→ Requirements
In the entries that follow, count each line containing "utilisez" and state the total, nothing more.

→ Records provided
#####

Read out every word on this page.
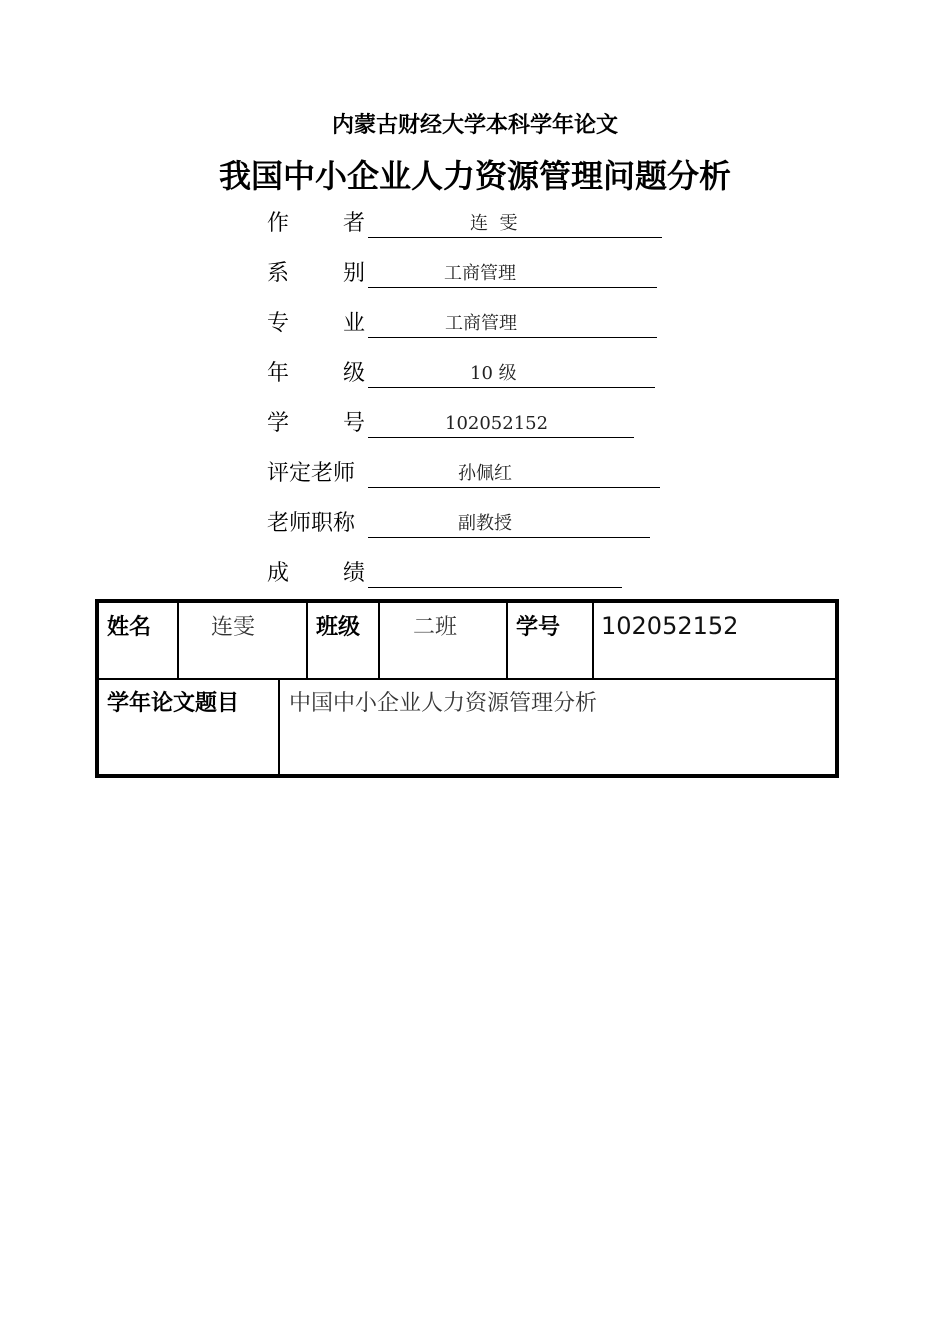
内蒙古财经大学本科学年论文
我国中小企业人力资源管理问题分析
作 者	连  雯
系 别	工商管理
专 业	工商管理
年 级	10 级
学 号	102052152
评定老师	孙佩红
老师职称	副教授
成 绩
姓名	连雯	班级 二班	学号 102052152
学年论文题目 中国中小企业人力资源管理分析
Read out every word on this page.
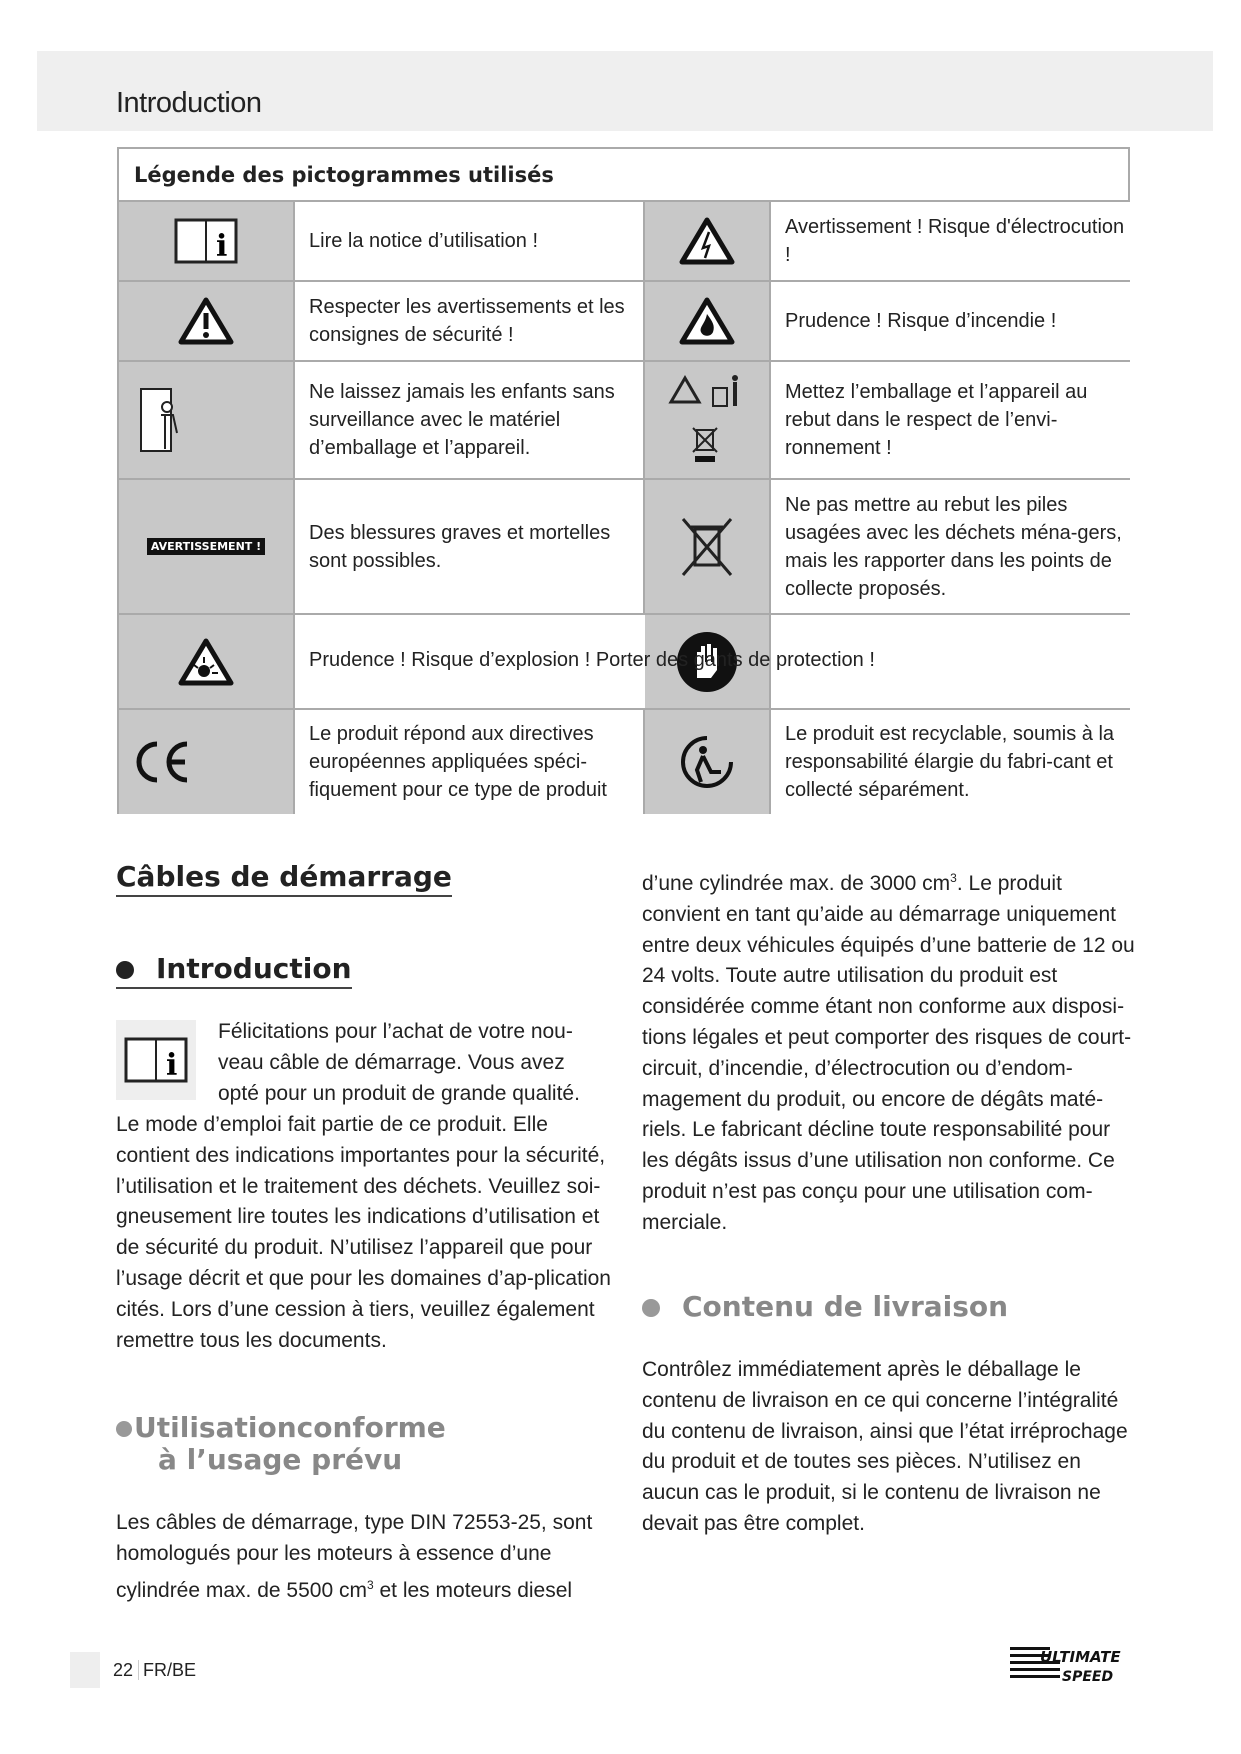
Introduction
Légende des pictogrammes utilisés
i	Lire la notice d’utilisation !
Avertissement ! Risque d'électrocution !
Respecter les avertissements et les consignes de sécurité !
Prudence ! Risque d’incendie !
Ne laissez jamais les enfants sans surveillance avec le matériel d’emballage et l’appareil.
Mettez l’emballage et l’appareil au rebut dans le respect de l’envi-ronnement !
AVERTISSEMENT !
Des blessures graves et mortelles sont possibles.
Ne pas mettre au rebut les piles usagées avec les déchets ména-gers, mais les rapporter dans les points de collecte proposés.
Prudence ! Risque d’explosion ! Porter des gants de protection !
Le produit répond aux directives européennes appliquées spéci-fiquement pour ce type de produit
Le produit est recyclable, soumis à la responsabilité élargie du fabri-cant et collecté séparément.
Câbles de démarrage
Introduction
i
Félicitations pour l’achat de votre nou-veau câble de démarrage. Vous avez opté pour un produit de grande qualité.
Le mode d’emploi fait partie de ce produit. Elle contient des indications importantes pour la sécurité, l’utilisation et le traitement des déchets. Veuillez soi-gneusement lire toutes les indications d’utilisation et de sécurité du produit. N’utilisez l’appareil que pour l’usage décrit et que pour les domaines d’ap-plication cités. Lors d’une cession à tiers, veuillez également remettre tous les documents.
Utilisationconforme
à l’usage prévu
Les câbles de démarrage, type DIN 72553-25, sont homologués pour les moteurs à essence d’une cylindrée max. de 5500 $cm^3$ et les moteurs diesel
d’une cylindrée max. de 3000 $cm^3$. Le produit convient en tant qu’aide au démarrage uniquement entre deux véhicules équipés d’une batterie de 12 ou 24 volts. Toute autre utilisation du produit est considérée comme étant non conforme aux disposi-tions légales et peut comporter des risques de court-circuit, d’incendie, d’électrocution ou d’endom-magement du produit, ou encore de dégâts maté-riels. Le fabricant décline toute responsabilité pour les dégâts issus d’une utilisation non conforme. Ce produit n’est pas conçu pour une utilisation com-merciale.
Contenu de livraison
Contrôlez immédiatement après le déballage le contenu de livraison en ce qui concerne l’intégralité du contenu de livraison, ainsi que l’état irréprochage du produit et de toutes ses pièces. N’utilisez en aucun cas le produit, si le contenu de livraison ne devait pas être complet.
22 FR/BE
ULTIMATE
SPEED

#####

→ The solution
2